▶ **TASK INSTRUCTIONS**: According to the passage on coding practice, why does working in small, shippable increments on main succeed? Answer in one to three sentences.
===== PASSAGE GIVEN =====
Primitive Obsession. Using strings and integers for domain concepts. Should there be a value object?
Duplicated Code. Same code in multiple places. Can you extract it?
Small, Shippable Increments
Every commit should be deployable. Every push should be safe.
Trunk-based development. Work on main. No long-lived branches. Integrate constantly.
Why this works:
- Small changes are easier to review
- Small changes are easier to debug
- Small changes are easier to revert
- Integration pain is distributed, not deferred
The discipline:
- Commit often. Multiple times per day.
- Each commit is a complete thought. It works.
- If a feature isn't done, use feature flags.
- Never check in broken code. If the tests don't pass, don't push.
The Craft in Practice
Before you write code:
- What does done look like?
- How will I test this?
- What's the simplest thing that could work?
While you write code:
- Red → Green → Refactor
- Small steps. Stay close to green.
- When in doubt, write a test.
After you write code:
- Does it pass the tests?
- Does it reveal intention?
- Is there duplication to remove?
- Can anything be simplified?
The Goal
Code that works. Code you can change. Code others can read.
Not clever code. Not impressive code. Not code that demonstrates your skills.
Working, changeable, readable code. That's the craft.
Write the test first. Make it pass. Clean it up. Keep the code working. Keep it simple. Keep it clear. This is the craft of implementation.
===== STORED DATA =====
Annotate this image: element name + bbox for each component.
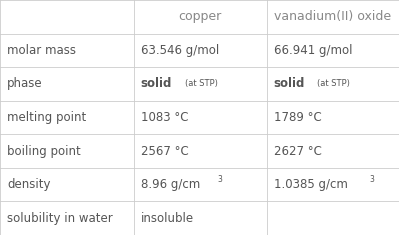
=====
▶ **ANSWER TO THE TASK**: Small changes are easier to review, debug, and revert. Integrating constantly on main also spreads integration pain out over time instead of putting it off.